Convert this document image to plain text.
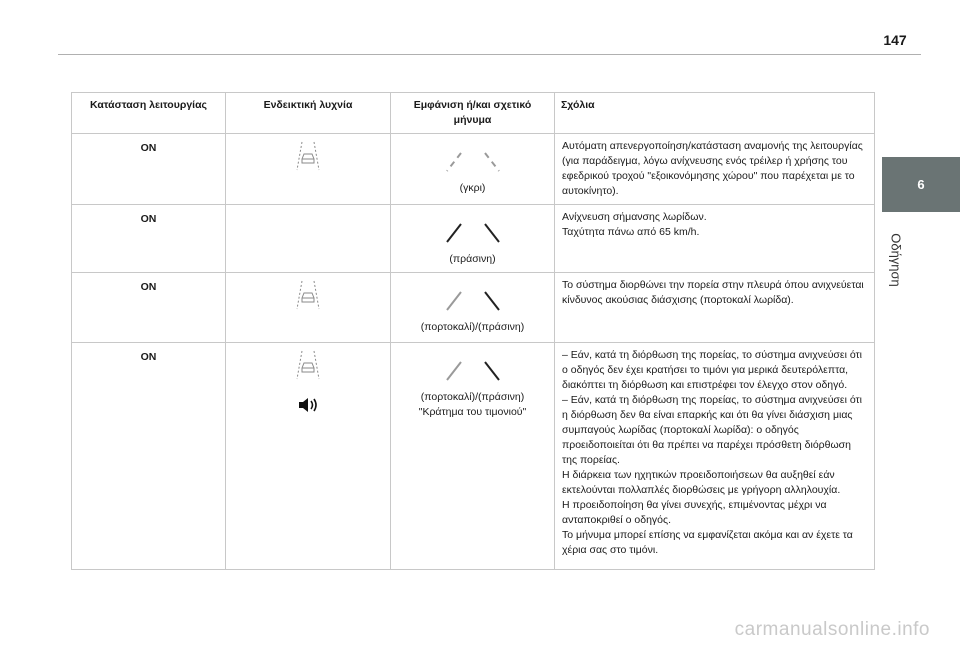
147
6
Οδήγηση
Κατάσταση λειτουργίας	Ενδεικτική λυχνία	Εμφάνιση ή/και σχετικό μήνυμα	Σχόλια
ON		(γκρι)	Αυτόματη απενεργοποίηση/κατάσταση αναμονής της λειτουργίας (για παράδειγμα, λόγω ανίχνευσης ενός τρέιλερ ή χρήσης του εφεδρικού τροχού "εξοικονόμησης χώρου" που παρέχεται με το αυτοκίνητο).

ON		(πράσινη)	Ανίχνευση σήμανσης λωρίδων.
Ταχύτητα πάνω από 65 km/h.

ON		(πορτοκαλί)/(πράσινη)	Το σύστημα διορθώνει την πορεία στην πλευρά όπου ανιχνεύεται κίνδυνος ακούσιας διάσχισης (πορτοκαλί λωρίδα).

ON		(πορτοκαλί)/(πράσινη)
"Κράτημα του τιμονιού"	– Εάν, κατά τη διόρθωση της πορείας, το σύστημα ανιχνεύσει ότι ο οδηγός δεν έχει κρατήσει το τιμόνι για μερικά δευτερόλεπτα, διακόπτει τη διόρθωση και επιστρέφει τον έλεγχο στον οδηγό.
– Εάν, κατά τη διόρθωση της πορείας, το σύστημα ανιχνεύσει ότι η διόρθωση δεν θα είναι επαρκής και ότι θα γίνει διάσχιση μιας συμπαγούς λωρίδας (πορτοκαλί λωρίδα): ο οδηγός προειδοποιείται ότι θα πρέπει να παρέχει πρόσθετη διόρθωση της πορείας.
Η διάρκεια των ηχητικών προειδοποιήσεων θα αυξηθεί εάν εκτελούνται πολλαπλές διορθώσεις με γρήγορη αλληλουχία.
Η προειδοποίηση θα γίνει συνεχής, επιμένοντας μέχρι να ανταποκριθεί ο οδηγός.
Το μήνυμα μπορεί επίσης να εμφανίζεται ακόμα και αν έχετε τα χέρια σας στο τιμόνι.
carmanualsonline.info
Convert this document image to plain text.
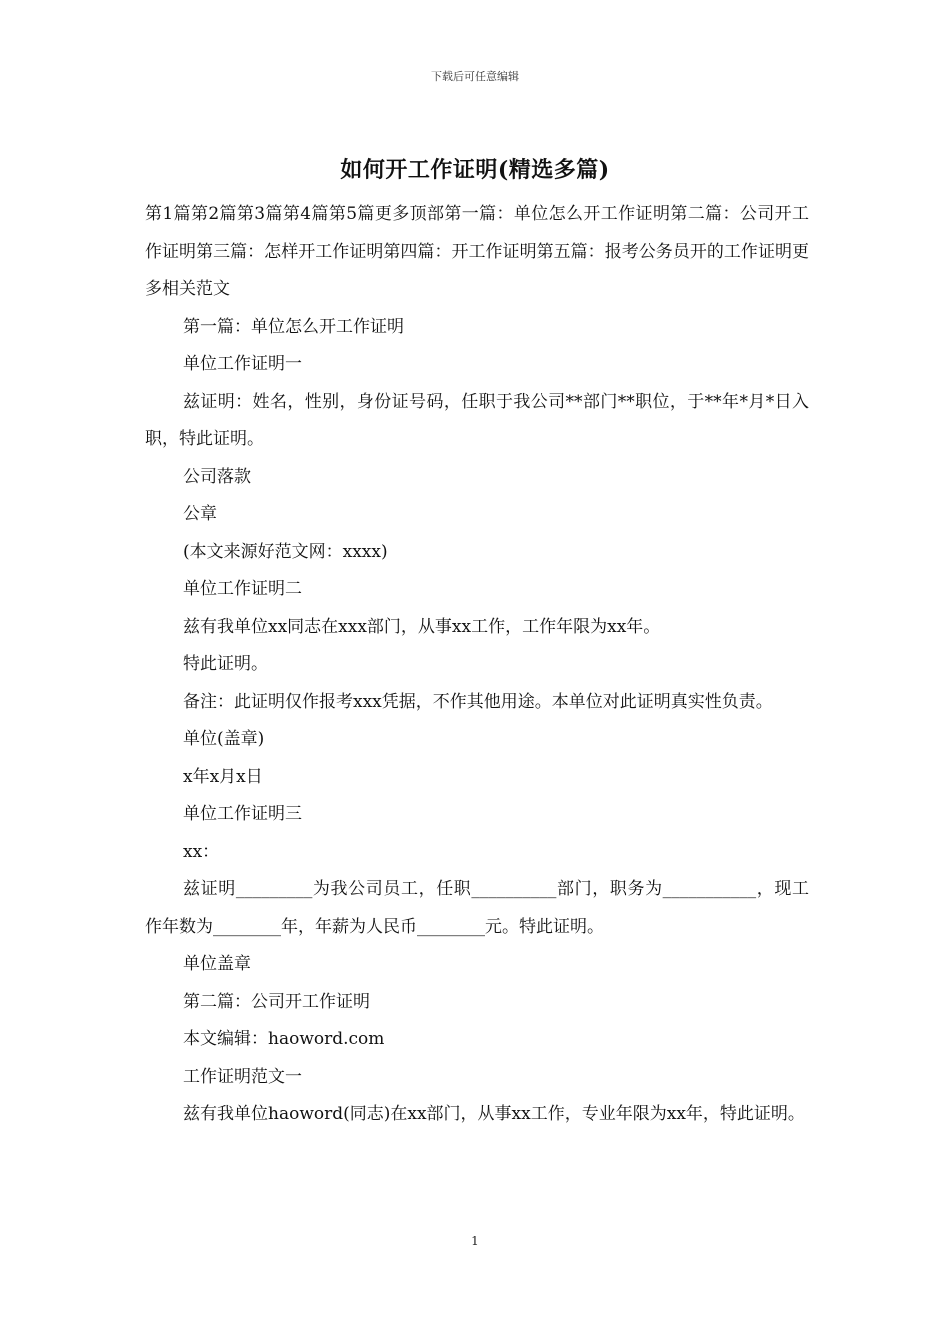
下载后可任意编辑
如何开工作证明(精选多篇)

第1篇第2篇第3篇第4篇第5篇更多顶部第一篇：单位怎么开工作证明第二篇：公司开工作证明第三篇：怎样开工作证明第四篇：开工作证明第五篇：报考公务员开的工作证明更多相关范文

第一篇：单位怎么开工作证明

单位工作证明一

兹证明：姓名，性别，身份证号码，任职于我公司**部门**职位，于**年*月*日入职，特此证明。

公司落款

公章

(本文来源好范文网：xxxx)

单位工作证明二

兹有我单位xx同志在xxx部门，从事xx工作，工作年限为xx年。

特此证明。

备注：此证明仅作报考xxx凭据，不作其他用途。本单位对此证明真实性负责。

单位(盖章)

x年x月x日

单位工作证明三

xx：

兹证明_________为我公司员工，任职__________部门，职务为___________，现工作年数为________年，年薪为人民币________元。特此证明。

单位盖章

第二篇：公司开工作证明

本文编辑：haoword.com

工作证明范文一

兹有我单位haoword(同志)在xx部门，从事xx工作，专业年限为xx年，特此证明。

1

• INSTRUCTION
Of the lines in the material, how many hold the word "λωρίδα"? Reply with the number only.

• COMPLETED EXERCISE
2